- [YOUR GOAL] Return the data exactly, with all pictures removed.
--------
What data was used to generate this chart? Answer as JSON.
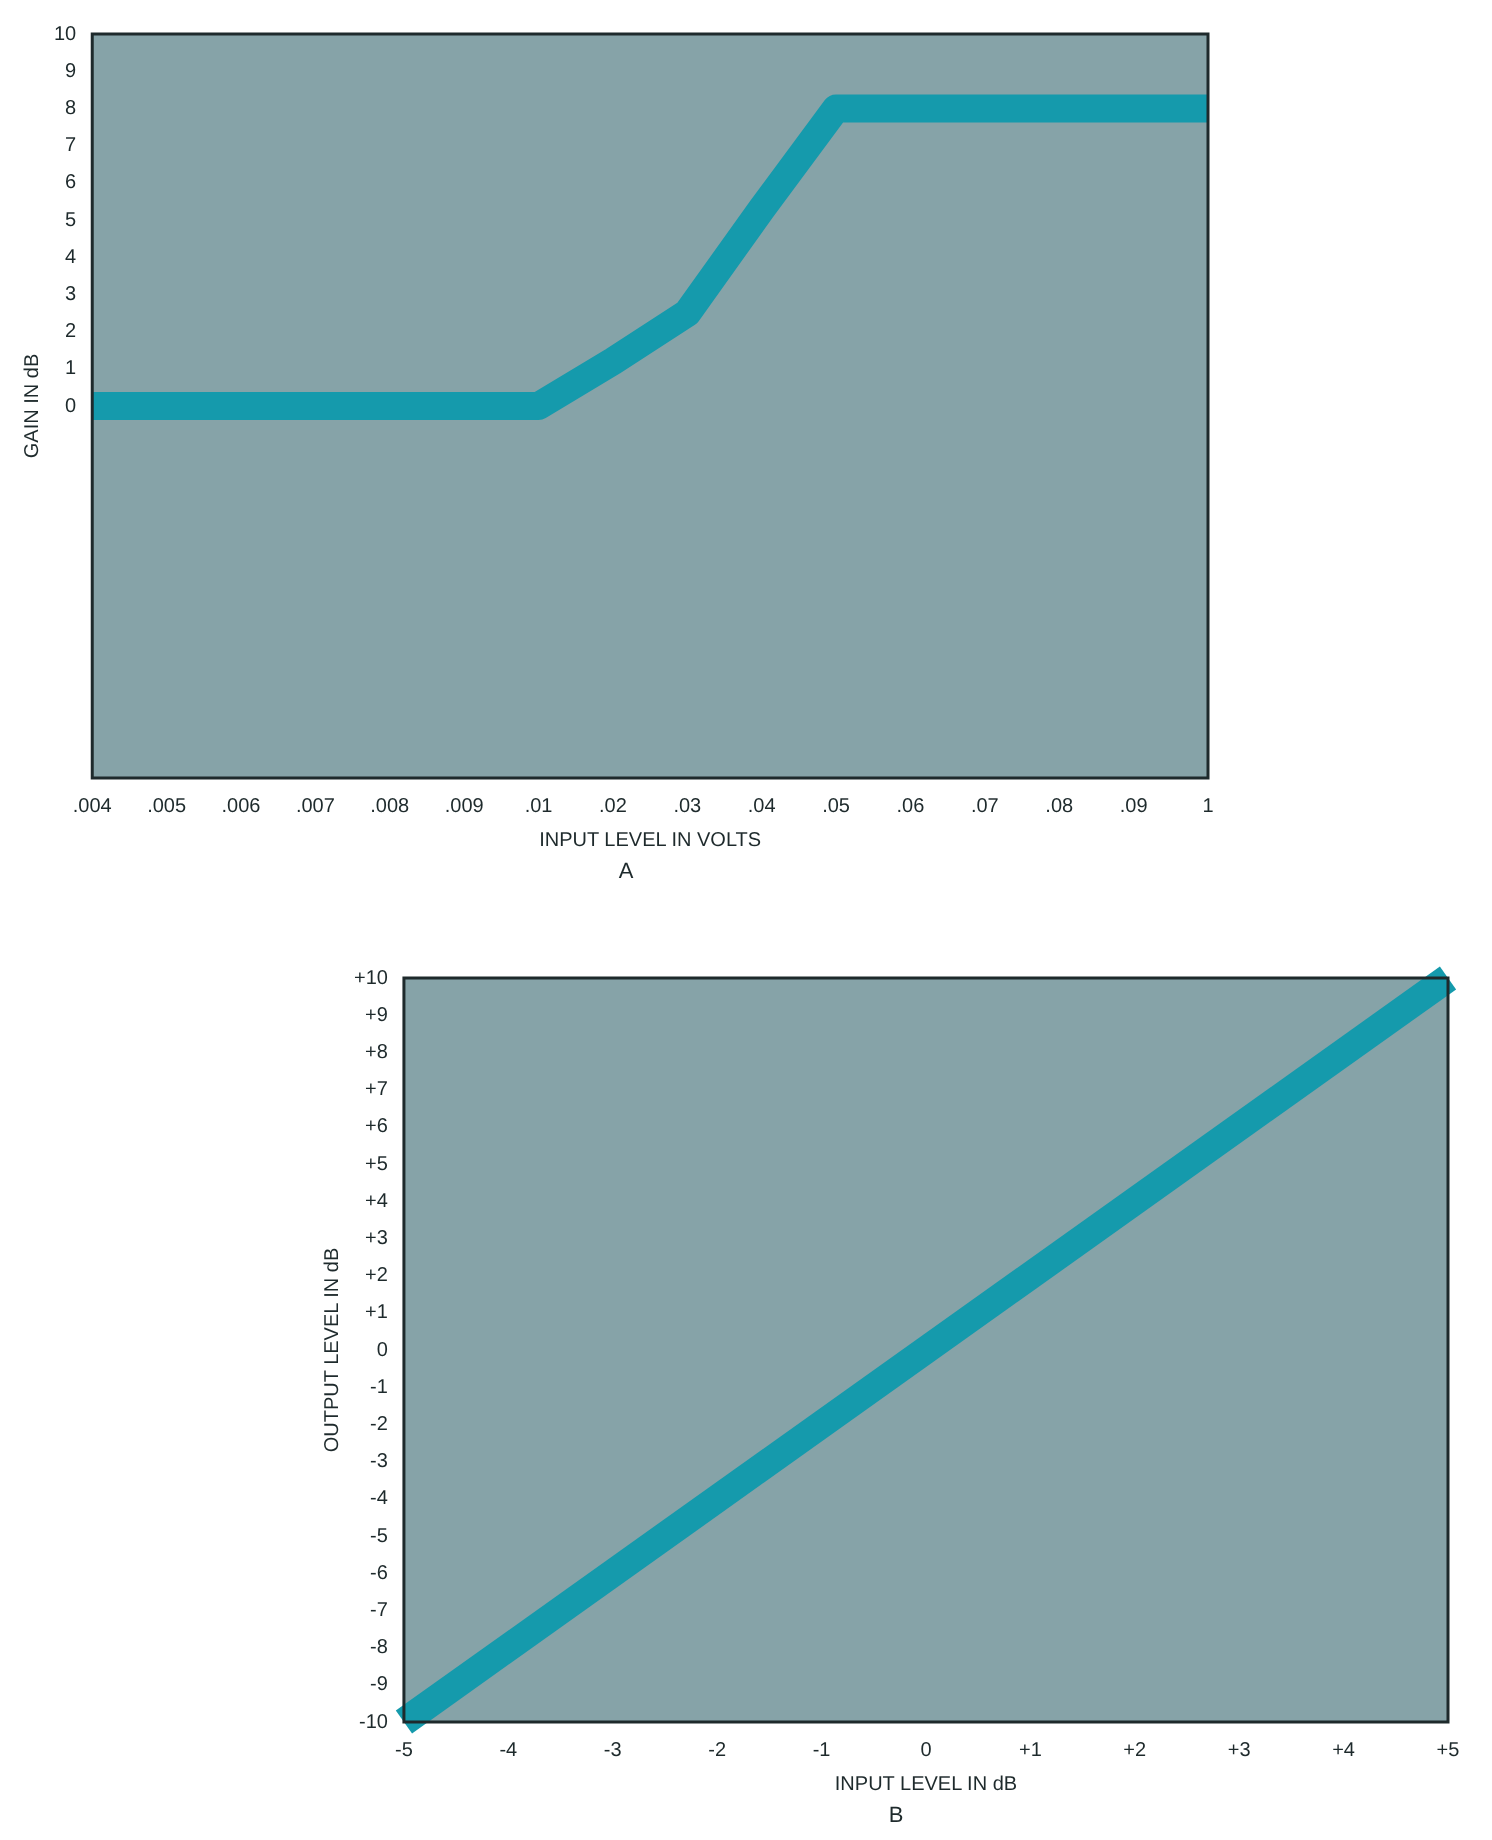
{
  "chart_data": [
    {
      "type": "line",
      "xlabel": "INPUT LEVEL IN VOLTS",
      "ylabel": "GAIN IN dB",
      "categories": [
        ".004",
        ".005",
        ".006",
        ".007",
        ".008",
        ".009",
        ".01",
        ".02",
        ".03",
        ".04",
        ".05",
        ".06",
        ".07",
        ".08",
        ".09",
        "1"
      ],
      "series": [
        {
          "color": "#159aac",
          "values": [
            0,
            0,
            0,
            0,
            0,
            0,
            0,
            1.2,
            2.5,
            5.3,
            8,
            8,
            8,
            8,
            8,
            8
          ]
        }
      ],
      "ylim": [
        -10,
        10
      ],
      "yticks": [
        0,
        1,
        2,
        3,
        4,
        5,
        6,
        7,
        8,
        9,
        10
      ],
      "grid": false,
      "legend": false,
      "marker": "none",
      "annotations": [
        "A"
      ]
    },
    {
      "type": "line",
      "xlabel": "INPUT LEVEL IN dB",
      "ylabel": "OUTPUT LEVEL IN dB",
      "x": [
        -5,
        5
      ],
      "series": [
        {
          "color": "#159aac",
          "values": [
            -10,
            10
          ]
        }
      ],
      "xlim": [
        -5,
        5
      ],
      "xticks": [
        -5,
        -4,
        -3,
        -2,
        -1,
        0,
        {
          "value": 1,
          "label": "+1"
        },
        {
          "value": 2,
          "label": "+2"
        },
        {
          "value": 3,
          "label": "+3"
        },
        {
          "value": 4,
          "label": "+4"
        },
        {
          "value": 5,
          "label": "+5"
        }
      ],
      "ylim": [
        -10,
        10
      ],
      "yticks": [
        -10,
        -9,
        -8,
        -7,
        -6,
        -5,
        -4,
        -3,
        -2,
        -1,
        0,
        {
          "value": 1,
          "label": "+1"
        },
        {
          "value": 2,
          "label": "+2"
        },
        {
          "value": 3,
          "label": "+3"
        },
        {
          "value": 4,
          "label": "+4"
        },
        {
          "value": 5,
          "label": "+5"
        },
        {
          "value": 6,
          "label": "+6"
        },
        {
          "value": 7,
          "label": "+7"
        },
        {
          "value": 8,
          "label": "+8"
        },
        {
          "value": 9,
          "label": "+9"
        },
        {
          "value": 10,
          "label": "+10"
        }
      ],
      "grid": false,
      "legend": false,
      "marker": "none",
      "annotations": [
        "B"
      ]
    }
  ]
}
--------
- [REPLY TO THE TASK]
What data was used to generate this chart? Answer as JSON.
{
  "chart_data": [
    {
      "type": "line",
      "xlabel": "INPUT LEVEL IN VOLTS",
      "ylabel": "GAIN IN dB",
      "categories": [
        ".004",
        ".005",
        ".006",
        ".007",
        ".008",
        ".009",
        ".01",
        ".02",
        ".03",
        ".04",
        ".05",
        ".06",
        ".07",
        ".08",
        ".09",
        "1"
      ],
      "series": [
        {
          "color": "#159aac",
          "values": [
            0,
            0,
            0,
            0,
            0,
            0,
            0,
            1.2,
            2.5,
            5.3,
            8,
            8,
            8,
            8,
            8,
            8
          ]
        }
      ],
      "ylim": [
        -10,
        10
      ],
      "yticks": [
        0,
        1,
        2,
        3,
        4,
        5,
        6,
        7,
        8,
        9,
        10
      ],
      "grid": false,
      "legend": false,
      "marker": "none",
      "annotations": [
        "A"
      ]
    },
    {
      "type": "line",
      "xlabel": "INPUT LEVEL IN dB",
      "ylabel": "OUTPUT LEVEL IN dB",
      "x": [
        -5,
        5
      ],
      "series": [
        {
          "color": "#159aac",
          "values": [
            -10,
            10
          ]
        }
      ],
      "xlim": [
        -5,
        5
      ],
      "xticks": [
        -5,
        -4,
        -3,
        -2,
        -1,
        0,
        {
          "value": 1,
          "label": "+1"
        },
        {
          "value": 2,
          "label": "+2"
        },
        {
          "value": 3,
          "label": "+3"
        },
        {
          "value": 4,
          "label": "+4"
        },
        {
          "value": 5,
          "label": "+5"
        }
      ],
      "ylim": [
        -10,
        10
      ],
      "yticks": [
        -10,
        -9,
        -8,
        -7,
        -6,
        -5,
        -4,
        -3,
        -2,
        -1,
        0,
        {
          "value": 1,
          "label": "+1"
        },
        {
          "value": 2,
          "label": "+2"
        },
        {
          "value": 3,
          "label": "+3"
        },
        {
          "value": 4,
          "label": "+4"
        },
        {
          "value": 5,
          "label": "+5"
        },
        {
          "value": 6,
          "label": "+6"
        },
        {
          "value": 7,
          "label": "+7"
        },
        {
          "value": 8,
          "label": "+8"
        },
        {
          "value": 9,
          "label": "+9"
        },
        {
          "value": 10,
          "label": "+10"
        }
      ],
      "grid": false,
      "legend": false,
      "marker": "none",
      "annotations": [
        "B"
      ]
    }
  ]
}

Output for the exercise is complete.